## TASK TO COMPLETE
Restate the records in their entirety, word for word.

** start of DATA FOR THIS EXERCISE **

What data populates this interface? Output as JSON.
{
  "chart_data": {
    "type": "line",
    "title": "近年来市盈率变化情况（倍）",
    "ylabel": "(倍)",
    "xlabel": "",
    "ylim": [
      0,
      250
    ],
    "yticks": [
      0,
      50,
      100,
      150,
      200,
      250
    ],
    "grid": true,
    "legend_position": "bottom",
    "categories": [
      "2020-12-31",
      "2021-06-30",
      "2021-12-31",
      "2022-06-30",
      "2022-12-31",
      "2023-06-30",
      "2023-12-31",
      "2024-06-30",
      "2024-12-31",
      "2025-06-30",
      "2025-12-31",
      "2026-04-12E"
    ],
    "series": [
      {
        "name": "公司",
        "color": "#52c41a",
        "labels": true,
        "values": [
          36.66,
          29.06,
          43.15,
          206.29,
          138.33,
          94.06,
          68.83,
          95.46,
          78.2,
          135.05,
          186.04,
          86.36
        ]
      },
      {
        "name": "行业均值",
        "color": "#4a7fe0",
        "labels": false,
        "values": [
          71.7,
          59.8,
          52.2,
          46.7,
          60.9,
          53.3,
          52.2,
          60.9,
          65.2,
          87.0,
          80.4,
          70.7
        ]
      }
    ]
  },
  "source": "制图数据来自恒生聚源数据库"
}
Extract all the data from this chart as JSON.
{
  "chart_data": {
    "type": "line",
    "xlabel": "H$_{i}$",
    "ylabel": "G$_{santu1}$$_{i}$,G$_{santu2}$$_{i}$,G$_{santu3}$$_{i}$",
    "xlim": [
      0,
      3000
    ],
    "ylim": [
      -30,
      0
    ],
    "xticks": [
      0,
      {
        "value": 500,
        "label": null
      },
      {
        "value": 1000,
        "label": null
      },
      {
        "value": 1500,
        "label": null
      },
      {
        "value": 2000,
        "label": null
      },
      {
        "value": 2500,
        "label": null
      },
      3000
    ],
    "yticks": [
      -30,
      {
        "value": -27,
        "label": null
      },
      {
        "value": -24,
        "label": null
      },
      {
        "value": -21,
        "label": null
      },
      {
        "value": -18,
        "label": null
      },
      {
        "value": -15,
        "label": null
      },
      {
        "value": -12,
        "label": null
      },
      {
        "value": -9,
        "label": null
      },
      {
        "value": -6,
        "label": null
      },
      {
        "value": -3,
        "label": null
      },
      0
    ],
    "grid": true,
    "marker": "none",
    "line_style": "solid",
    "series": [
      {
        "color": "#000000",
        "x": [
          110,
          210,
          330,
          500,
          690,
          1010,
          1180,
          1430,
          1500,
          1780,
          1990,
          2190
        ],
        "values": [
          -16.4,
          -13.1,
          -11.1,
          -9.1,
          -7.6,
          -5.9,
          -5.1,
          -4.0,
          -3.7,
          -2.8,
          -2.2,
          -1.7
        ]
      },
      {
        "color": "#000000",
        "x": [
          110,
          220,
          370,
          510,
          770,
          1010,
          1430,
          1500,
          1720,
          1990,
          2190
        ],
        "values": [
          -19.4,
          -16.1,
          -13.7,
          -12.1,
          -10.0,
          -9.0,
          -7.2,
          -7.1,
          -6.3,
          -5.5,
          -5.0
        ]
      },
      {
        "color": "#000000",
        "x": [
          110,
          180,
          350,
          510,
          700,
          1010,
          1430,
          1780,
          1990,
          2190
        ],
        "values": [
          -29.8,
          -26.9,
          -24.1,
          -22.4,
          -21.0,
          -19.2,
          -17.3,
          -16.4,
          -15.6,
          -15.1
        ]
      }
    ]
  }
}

** end of DATA FOR THIS EXERCISE **

## REPLY
What data populates this interface? Output as JSON.
{
  "chart_data": {
    "type": "line",
    "title": "近年来市盈率变化情况（倍）",
    "ylabel": "(倍)",
    "xlabel": "",
    "ylim": [
      0,
      250
    ],
    "yticks": [
      0,
      50,
      100,
      150,
      200,
      250
    ],
    "grid": true,
    "legend_position": "bottom",
    "categories": [
      "2020-12-31",
      "2021-06-30",
      "2021-12-31",
      "2022-06-30",
      "2022-12-31",
      "2023-06-30",
      "2023-12-31",
      "2024-06-30",
      "2024-12-31",
      "2025-06-30",
      "2025-12-31",
      "2026-04-12E"
    ],
    "series": [
      {
        "name": "公司",
        "color": "#52c41a",
        "labels": true,
        "values": [
          36.66,
          29.06,
          43.15,
          206.29,
          138.33,
          94.06,
          68.83,
          95.46,
          78.2,
          135.05,
          186.04,
          86.36
        ]
      },
      {
        "name": "行业均值",
        "color": "#4a7fe0",
        "labels": false,
        "values": [
          71.7,
          59.8,
          52.2,
          46.7,
          60.9,
          53.3,
          52.2,
          60.9,
          65.2,
          87.0,
          80.4,
          70.7
        ]
      }
    ]
  },
  "source": "制图数据来自恒生聚源数据库"
}
Extract all the data from this chart as JSON.
{
  "chart_data": {
    "type": "line",
    "xlabel": "H$_{i}$",
    "ylabel": "G$_{santu1}$$_{i}$,G$_{santu2}$$_{i}$,G$_{santu3}$$_{i}$",
    "xlim": [
      0,
      3000
    ],
    "ylim": [
      -30,
      0
    ],
    "xticks": [
      0,
      {
        "value": 500,
        "label": null
      },
      {
        "value": 1000,
        "label": null
      },
      {
        "value": 1500,
        "label": null
      },
      {
        "value": 2000,
        "label": null
      },
      {
        "value": 2500,
        "label": null
      },
      3000
    ],
    "yticks": [
      -30,
      {
        "value": -27,
        "label": null
      },
      {
        "value": -24,
        "label": null
      },
      {
        "value": -21,
        "label": null
      },
      {
        "value": -18,
        "label": null
      },
      {
        "value": -15,
        "label": null
      },
      {
        "value": -12,
        "label": null
      },
      {
        "value": -9,
        "label": null
      },
      {
        "value": -6,
        "label": null
      },
      {
        "value": -3,
        "label": null
      },
      0
    ],
    "grid": true,
    "marker": "none",
    "line_style": "solid",
    "series": [
      {
        "color": "#000000",
        "x": [
          110,
          210,
          330,
          500,
          690,
          1010,
          1180,
          1430,
          1500,
          1780,
          1990,
          2190
        ],
        "values": [
          -16.4,
          -13.1,
          -11.1,
          -9.1,
          -7.6,
          -5.9,
          -5.1,
          -4.0,
          -3.7,
          -2.8,
          -2.2,
          -1.7
        ]
      },
      {
        "color": "#000000",
        "x": [
          110,
          220,
          370,
          510,
          770,
          1010,
          1430,
          1500,
          1720,
          1990,
          2190
        ],
        "values": [
          -19.4,
          -16.1,
          -13.7,
          -12.1,
          -10.0,
          -9.0,
          -7.2,
          -7.1,
          -6.3,
          -5.5,
          -5.0
        ]
      },
      {
        "color": "#000000",
        "x": [
          110,
          180,
          350,
          510,
          700,
          1010,
          1430,
          1780,
          1990,
          2190
        ],
        "values": [
          -29.8,
          -26.9,
          -24.1,
          -22.4,
          -21.0,
          -19.2,
          -17.3,
          -16.4,
          -15.6,
          -15.1
        ]
      }
    ]
  }
}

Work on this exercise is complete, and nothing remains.